Dataset entries

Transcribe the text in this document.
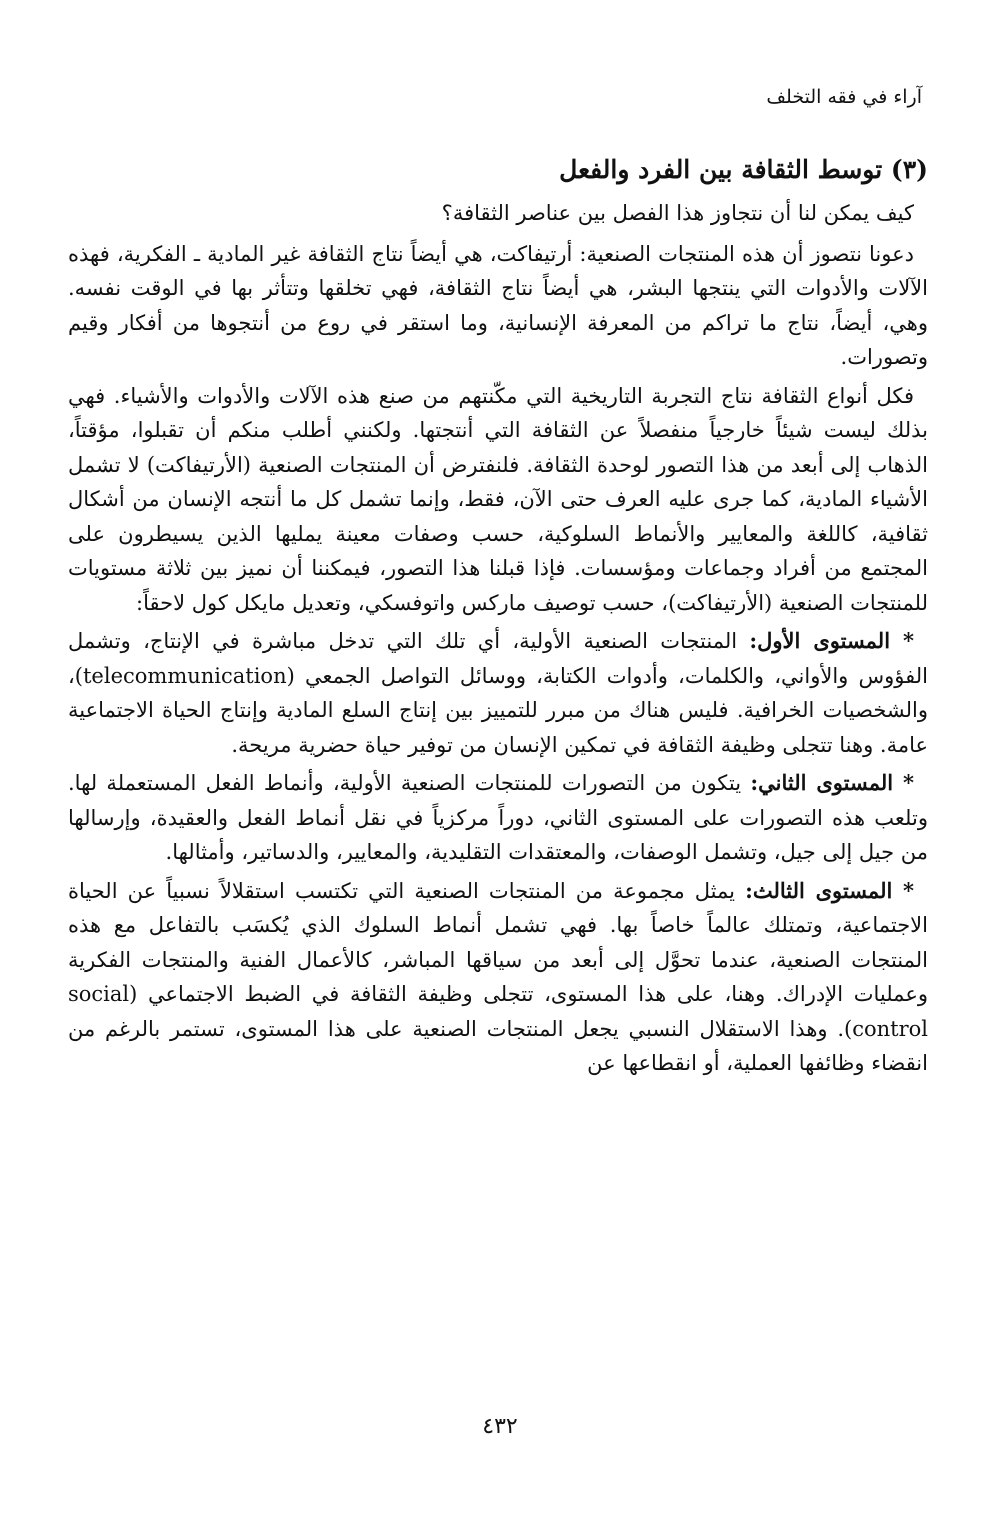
آراء في فقه التخلف
(٣) توسط الثقافة بين الفرد والفعل

كيف يمكن لنا أن نتجاوز هذا الفصل بين عناصر الثقافة؟

دعونا نتصوز أن هذه المنتجات الصنعية: أرتيفاكت، هي أيضاً نتاج الثقافة غير المادية ـ الفكرية، فهذه الآلات والأدوات التي ينتجها البشر، هي أيضاً نتاج الثقافة، فهي تخلقها وتتأثر بها في الوقت نفسه. وهي، أيضاً، نتاج ما تراكم من المعرفة الإنسانية، وما استقر في روع من أنتجوها من أفكار وقيم وتصورات.

فكل أنواع الثقافة نتاج التجربة التاريخية التي مكّنتهم من صنع هذه الآلات والأدوات والأشياء. فهي بذلك ليست شيئاً خارجياً منفصلاً عن الثقافة التي أنتجتها. ولكنني أطلب منكم أن تقبلوا، مؤقتاً، الذهاب إلى أبعد من هذا التصور لوحدة الثقافة. فلنفترض أن المنتجات الصنعية (الأرتيفاكت) لا تشمل الأشياء المادية، كما جرى عليه العرف حتى الآن، فقط، وإنما تشمل كل ما أنتجه الإنسان من أشكال ثقافية، كاللغة والمعايير والأنماط السلوكية، حسب وصفات معينة يمليها الذين يسيطرون على المجتمع من أفراد وجماعات ومؤسسات. فإذا قبلنا هذا التصور، فيمكننا أن نميز بين ثلاثة مستويات للمنتجات الصنعية (الأرتيفاكت)، حسب توصيف ماركس واتوفسكي، وتعديل مايكل كول لاحقاً:

* المستوى الأول: المنتجات الصنعية الأولية، أي تلك التي تدخل مباشرة في الإنتاج، وتشمل الفؤوس والأواني، والكلمات، وأدوات الكتابة، ووسائل التواصل الجمعي (telecommunication)، والشخصيات الخرافية. فليس هناك من مبرر للتمييز بين إنتاج السلع المادية وإنتاج الحياة الاجتماعية عامة. وهنا تتجلى وظيفة الثقافة في تمكين الإنسان من توفير حياة حضرية مريحة.

* المستوى الثاني: يتكون من التصورات للمنتجات الصنعية الأولية، وأنماط الفعل المستعملة لها. وتلعب هذه التصورات على المستوى الثاني، دوراً مركزياً في نقل أنماط الفعل والعقيدة، وإرسالها من جيل إلى جيل، وتشمل الوصفات، والمعتقدات التقليدية، والمعايير، والدساتير، وأمثالها.

* المستوى الثالث: يمثل مجموعة من المنتجات الصنعية التي تكتسب استقلالاً نسبياً عن الحياة الاجتماعية، وتمتلك عالماً خاصاً بها. فهي تشمل أنماط السلوك الذي يُكسَب بالتفاعل مع هذه المنتجات الصنعية، عندما تحوَّل إلى أبعد من سياقها المباشر، كالأعمال الفنية والمنتجات الفكرية وعمليات الإدراك. وهنا، على هذا المستوى، تتجلى وظيفة الثقافة في الضبط الاجتماعي (social control). وهذا الاستقلال النسبي يجعل المنتجات الصنعية على هذا المستوى، تستمر بالرغم من انقضاء وظائفها العملية، أو انقطاعها عن

٤٣٢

→ **The task**
Work out how many lines above have the string "المستوى" in them, and give only the number.

→ **Answer below**
3